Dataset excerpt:
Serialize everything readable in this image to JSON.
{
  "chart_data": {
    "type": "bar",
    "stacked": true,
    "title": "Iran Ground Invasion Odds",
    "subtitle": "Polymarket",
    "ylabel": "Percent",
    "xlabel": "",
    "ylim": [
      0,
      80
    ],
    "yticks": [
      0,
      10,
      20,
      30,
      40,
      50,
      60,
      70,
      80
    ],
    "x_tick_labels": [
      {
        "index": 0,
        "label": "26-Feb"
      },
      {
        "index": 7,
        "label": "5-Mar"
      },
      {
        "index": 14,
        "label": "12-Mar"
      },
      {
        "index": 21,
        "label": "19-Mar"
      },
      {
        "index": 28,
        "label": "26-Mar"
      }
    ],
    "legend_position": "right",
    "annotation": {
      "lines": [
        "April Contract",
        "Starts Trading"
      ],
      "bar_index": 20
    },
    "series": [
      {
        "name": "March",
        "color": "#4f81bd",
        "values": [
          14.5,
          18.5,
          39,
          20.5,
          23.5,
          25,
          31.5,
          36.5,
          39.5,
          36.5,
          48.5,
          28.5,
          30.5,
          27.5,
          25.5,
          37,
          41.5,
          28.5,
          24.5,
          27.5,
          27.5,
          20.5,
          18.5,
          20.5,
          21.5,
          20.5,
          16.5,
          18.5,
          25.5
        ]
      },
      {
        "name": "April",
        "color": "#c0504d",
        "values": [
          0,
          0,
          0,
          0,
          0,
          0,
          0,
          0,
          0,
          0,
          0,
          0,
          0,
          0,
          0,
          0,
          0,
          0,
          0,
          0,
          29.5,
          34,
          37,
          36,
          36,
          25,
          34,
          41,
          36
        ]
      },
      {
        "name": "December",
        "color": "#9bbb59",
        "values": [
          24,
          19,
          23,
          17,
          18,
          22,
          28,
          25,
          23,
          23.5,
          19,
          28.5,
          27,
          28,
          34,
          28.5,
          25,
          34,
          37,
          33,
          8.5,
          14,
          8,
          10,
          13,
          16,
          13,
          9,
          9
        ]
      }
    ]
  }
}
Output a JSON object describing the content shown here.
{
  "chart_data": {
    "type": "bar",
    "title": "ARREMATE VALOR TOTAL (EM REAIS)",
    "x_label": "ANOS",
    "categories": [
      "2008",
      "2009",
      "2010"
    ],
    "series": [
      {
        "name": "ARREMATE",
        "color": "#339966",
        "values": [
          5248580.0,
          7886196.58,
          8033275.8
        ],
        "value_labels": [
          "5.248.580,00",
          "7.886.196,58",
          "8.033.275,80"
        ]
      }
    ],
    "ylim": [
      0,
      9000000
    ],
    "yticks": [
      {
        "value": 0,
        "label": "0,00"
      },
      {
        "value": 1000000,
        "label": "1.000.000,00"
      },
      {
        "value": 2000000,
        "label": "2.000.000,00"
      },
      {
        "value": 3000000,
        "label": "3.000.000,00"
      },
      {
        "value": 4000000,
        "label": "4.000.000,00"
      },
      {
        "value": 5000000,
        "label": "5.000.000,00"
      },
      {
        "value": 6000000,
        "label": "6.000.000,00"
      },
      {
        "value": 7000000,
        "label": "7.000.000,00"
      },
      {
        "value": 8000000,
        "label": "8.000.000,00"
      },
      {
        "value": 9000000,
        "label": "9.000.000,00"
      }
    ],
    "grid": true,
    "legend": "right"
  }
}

## What you should do
Find the word "ARREMATE" in the material, then list each line that holds it.

## Task response
    "title": "ARREMATE VALOR TOTAL (EM REAIS)",
        "name": "ARREMATE",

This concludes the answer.